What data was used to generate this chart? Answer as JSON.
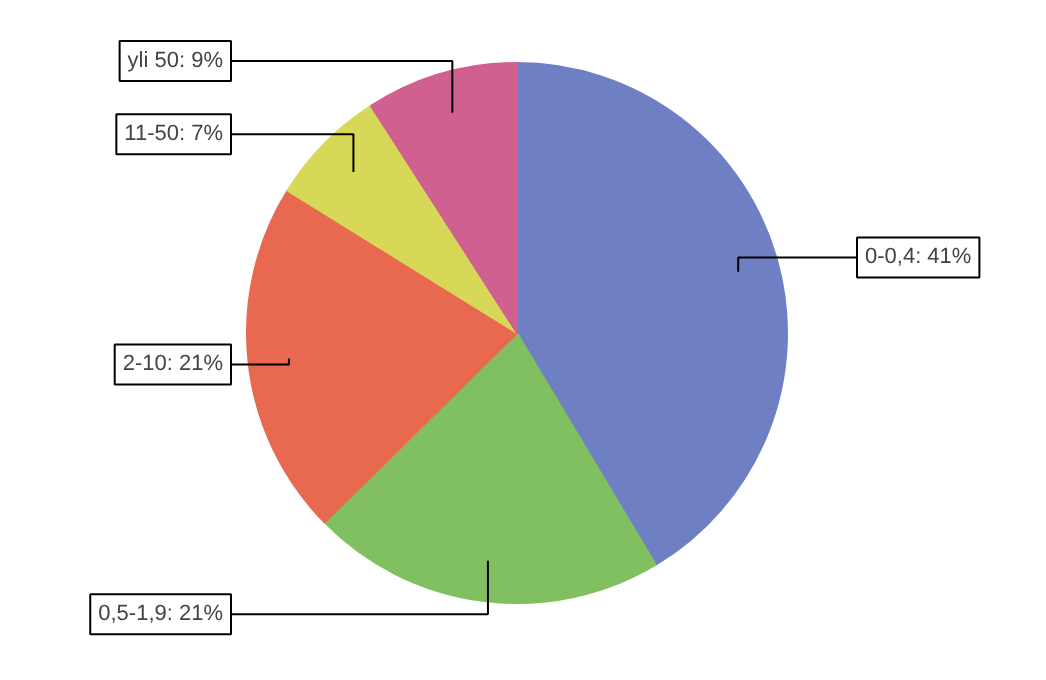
{
  "chart_data": {
    "type": "pie",
    "categories": [
      "0-0,4",
      "0,5-1,9",
      "2-10",
      "11-50",
      "yli 50"
    ],
    "values": [
      41,
      21,
      21,
      7,
      9
    ],
    "colors": [
      "#6f7fc4",
      "#80c060",
      "#e86850",
      "#d8d858",
      "#d06090"
    ],
    "value_labels": [
      "41%",
      "21%",
      "21%",
      "7%",
      "9%"
    ]
  }
}
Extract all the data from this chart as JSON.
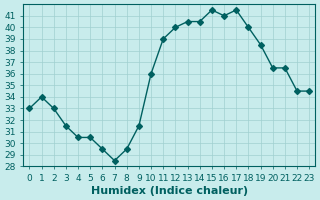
{
  "x": [
    0,
    1,
    2,
    3,
    4,
    5,
    6,
    7,
    8,
    9,
    10,
    11,
    12,
    13,
    14,
    15,
    16,
    17,
    18,
    19,
    20,
    21,
    22,
    23
  ],
  "y": [
    33,
    34,
    33,
    31.5,
    30.5,
    30.5,
    29.5,
    28.5,
    29.5,
    31.5,
    36,
    39,
    40,
    40.5,
    40.5,
    41.5,
    41,
    41.5,
    40,
    38.5,
    36.5,
    36.5,
    34.5,
    34.5
  ],
  "line_color": "#006060",
  "marker": "D",
  "marker_size": 3,
  "bg_color": "#c8ecec",
  "grid_color": "#a0d0d0",
  "xlabel": "Humidex (Indice chaleur)",
  "xlim_min": -0.5,
  "xlim_max": 23.5,
  "ylim_min": 28,
  "ylim_max": 42,
  "yticks": [
    28,
    29,
    30,
    31,
    32,
    33,
    34,
    35,
    36,
    37,
    38,
    39,
    40,
    41
  ],
  "xticks": [
    0,
    1,
    2,
    3,
    4,
    5,
    6,
    7,
    8,
    9,
    10,
    11,
    12,
    13,
    14,
    15,
    16,
    17,
    18,
    19,
    20,
    21,
    22,
    23
  ],
  "tick_label_size": 6.5,
  "xlabel_size": 8,
  "tick_color": "#006060",
  "axis_color": "#006060"
}
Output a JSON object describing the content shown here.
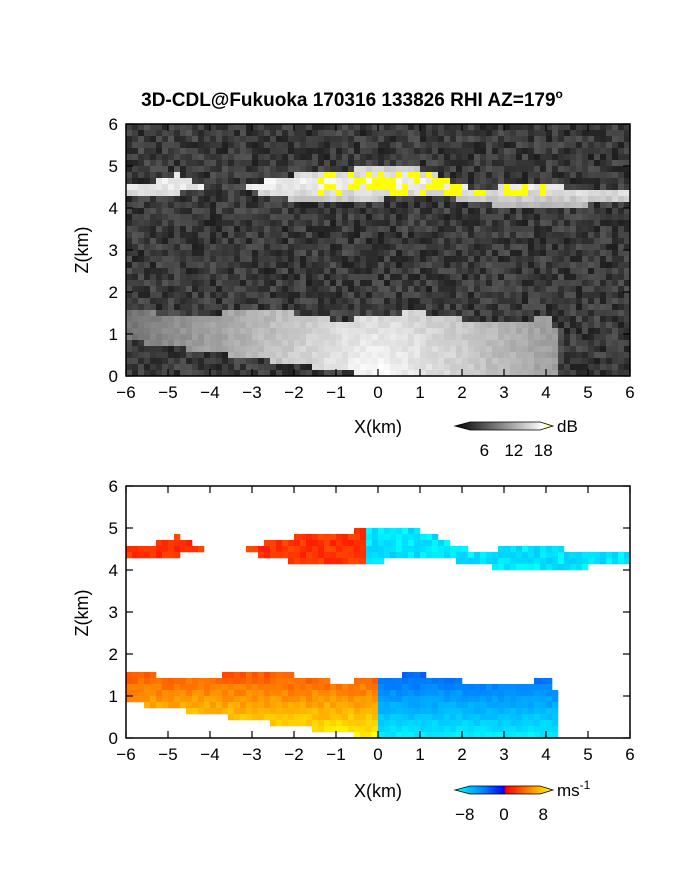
{
  "title": "3D-CDL@Fukuoka 170316 133826 RHI AZ=179",
  "title_superscript": "o",
  "chart_data": [
    {
      "type": "heatmap",
      "panel": "top",
      "quantity": "SNR",
      "xlabel": "X(km)",
      "ylabel": "Z(km)",
      "xlim": [
        -6,
        6
      ],
      "ylim": [
        0,
        6
      ],
      "xticks": [
        -6,
        -5,
        -4,
        -3,
        -2,
        -1,
        0,
        1,
        2,
        3,
        4,
        5,
        6
      ],
      "yticks": [
        0,
        1,
        2,
        3,
        4,
        5,
        6
      ],
      "grid": false,
      "colorbar": {
        "unit": "dB",
        "ticks": [
          6,
          12,
          18
        ],
        "range": [
          0,
          20
        ],
        "colors": [
          "#000000",
          "#ffffff",
          "#ffff00"
        ]
      },
      "features": [
        {
          "name": "upper cloud layer",
          "x_range": [
            -6,
            6
          ],
          "z_range": [
            4.2,
            5.5
          ],
          "level_db": 10
        },
        {
          "name": "boundary layer",
          "x_range": [
            -6,
            4.5
          ],
          "z_range": [
            0,
            1.6
          ],
          "level_db": 12
        },
        {
          "name": "saturated patches",
          "level_db": 19,
          "x_range": [
            -2,
            4
          ],
          "z_range": [
            4.3,
            5.1
          ]
        }
      ]
    },
    {
      "type": "heatmap",
      "panel": "bottom",
      "quantity": "Doppler velocity",
      "xlabel": "X(km)",
      "ylabel": "Z(km)",
      "xlim": [
        -6,
        6
      ],
      "ylim": [
        0,
        6
      ],
      "xticks": [
        -6,
        -5,
        -4,
        -3,
        -2,
        -1,
        0,
        1,
        2,
        3,
        4,
        5,
        6
      ],
      "yticks": [
        0,
        1,
        2,
        3,
        4,
        5,
        6
      ],
      "grid": false,
      "colorbar": {
        "unit": "ms",
        "unit_exponent": "-1",
        "ticks": [
          -8,
          0,
          8
        ],
        "range": [
          -10,
          10
        ],
        "colors": [
          "#0000ff",
          "#00ffff",
          "#ff0000",
          "#ffff00"
        ]
      },
      "features": [
        {
          "name": "upper layer receding",
          "x_range": [
            -6,
            -0.5
          ],
          "z_range": [
            4.2,
            5.3
          ],
          "velocity": 2
        },
        {
          "name": "upper layer approaching",
          "x_range": [
            -0.5,
            6
          ],
          "z_range": [
            4.2,
            5.5
          ],
          "velocity": -9
        },
        {
          "name": "boundary layer west",
          "x_range": [
            -6,
            0
          ],
          "z_range": [
            0,
            1.7
          ],
          "velocity": 5
        },
        {
          "name": "boundary layer east",
          "x_range": [
            0,
            4
          ],
          "z_range": [
            0,
            1.7
          ],
          "velocity": -6
        }
      ]
    }
  ]
}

- - - - -

■ YOUR TASK: Quote the material word for word, dropping any images it holds.

■ RESULT FOR THIS EXERCISE:
What data was used to generate this chart? Answer as JSON.
{
  "chart_data": {
    "type": "pie",
    "categories": [
      "0-0,4",
      "0,5-1,9",
      "2-10",
      "11-50",
      "yli 50"
    ],
    "values": [
      41,
      21,
      21,
      7,
      9
    ],
    "colors": [
      "#6f7fc4",
      "#80c060",
      "#e86850",
      "#d8d858",
      "#d06090"
    ],
    "value_labels": [
      "41%",
      "21%",
      "21%",
      "7%",
      "9%"
    ]
  }
}
Extract all the data from this chart as JSON.
{
  "x": [
    0,
    1,
    2,
    3,
    4,
    5,
    6,
    7,
    8,
    9,
    10,
    11,
    12,
    13,
    14,
    15,
    16,
    17,
    18,
    19,
    20,
    21,
    22,
    23
  ],
  "y": [
    33,
    34,
    33,
    31.5,
    30.5,
    30.5,
    29.5,
    28.5,
    29.5,
    31.5,
    36,
    39,
    40,
    40.5,
    40.5,
    41.5,
    41,
    41.5,
    40,
    38.5,
    36.5,
    36.5,
    34.5,
    34.5
  ],
  "line_color": "#006060",
  "marker": "D",
  "marker_size": 3,
  "bg_color": "#c8ecec",
  "grid_color": "#a0d0d0",
  "xlabel": "Humidex (Indice chaleur)",
  "xlim_min": -0.5,
  "xlim_max": 23.5,
  "ylim_min": 28,
  "ylim_max": 42,
  "yticks": [
    28,
    29,
    30,
    31,
    32,
    33,
    34,
    35,
    36,
    37,
    38,
    39,
    40,
    41
  ],
  "xticks": [
    0,
    1,
    2,
    3,
    4,
    5,
    6,
    7,
    8,
    9,
    10,
    11,
    12,
    13,
    14,
    15,
    16,
    17,
    18,
    19,
    20,
    21,
    22,
    23
  ],
  "tick_label_size": 6.5,
  "xlabel_size": 8,
  "tick_color": "#006060",
  "axis_color": "#006060"
}
Output a JSON object describing the content shown here.
{
  "title": "3D-CDL@Fukuoka 170316 133826 RHI AZ=179",
  "title_superscript": "o",
  "chart_data": [
    {
      "type": "heatmap",
      "panel": "top",
      "quantity": "SNR",
      "xlabel": "X(km)",
      "ylabel": "Z(km)",
      "xlim": [
        -6,
        6
      ],
      "ylim": [
        0,
        6
      ],
      "xticks": [
        -6,
        -5,
        -4,
        -3,
        -2,
        -1,
        0,
        1,
        2,
        3,
        4,
        5,
        6
      ],
      "yticks": [
        0,
        1,
        2,
        3,
        4,
        5,
        6
      ],
      "grid": false,
      "colorbar": {
        "unit": "dB",
        "ticks": [
          6,
          12,
          18
        ],
        "range": [
          0,
          20
        ],
        "colors": [
          "#000000",
          "#ffffff",
          "#ffff00"
        ]
      },
      "features": [
        {
          "name": "upper cloud layer",
          "x_range": [
            -6,
            6
          ],
          "z_range": [
            4.2,
            5.5
          ],
          "level_db": 10
        },
        {
          "name": "boundary layer",
          "x_range": [
            -6,
            4.5
          ],
          "z_range": [
            0,
            1.6
          ],
          "level_db": 12
        },
        {
          "name": "saturated patches",
          "level_db": 19,
          "x_range": [
            -2,
            4
          ],
          "z_range": [
            4.3,
            5.1
          ]
        }
      ]
    },
    {
      "type": "heatmap",
      "panel": "bottom",
      "quantity": "Doppler velocity",
      "xlabel": "X(km)",
      "ylabel": "Z(km)",
      "xlim": [
        -6,
        6
      ],
      "ylim": [
        0,
        6
      ],
      "xticks": [
        -6,
        -5,
        -4,
        -3,
        -2,
        -1,
        0,
        1,
        2,
        3,
        4,
        5,
        6
      ],
      "yticks": [
        0,
        1,
        2,
        3,
        4,
        5,
        6
      ],
      "grid": false,
      "colorbar": {
        "unit": "ms",
        "unit_exponent": "-1",
        "ticks": [
          -8,
          0,
          8
        ],
        "range": [
          -10,
          10
        ],
        "colors": [
          "#0000ff",
          "#00ffff",
          "#ff0000",
          "#ffff00"
        ]
      },
      "features": [
        {
          "name": "upper layer receding",
          "x_range": [
            -6,
            -0.5
          ],
          "z_range": [
            4.2,
            5.3
          ],
          "velocity": 2
        },
        {
          "name": "upper layer approaching",
          "x_range": [
            -0.5,
            6
          ],
          "z_range": [
            4.2,
            5.5
          ],
          "velocity": -9
        },
        {
          "name": "boundary layer west",
          "x_range": [
            -6,
            0
          ],
          "z_range": [
            0,
            1.7
          ],
          "velocity": 5
        },
        {
          "name": "boundary layer east",
          "x_range": [
            0,
            4
          ],
          "z_range": [
            0,
            1.7
          ],
          "velocity": -6
        }
      ]
    }
  ]
}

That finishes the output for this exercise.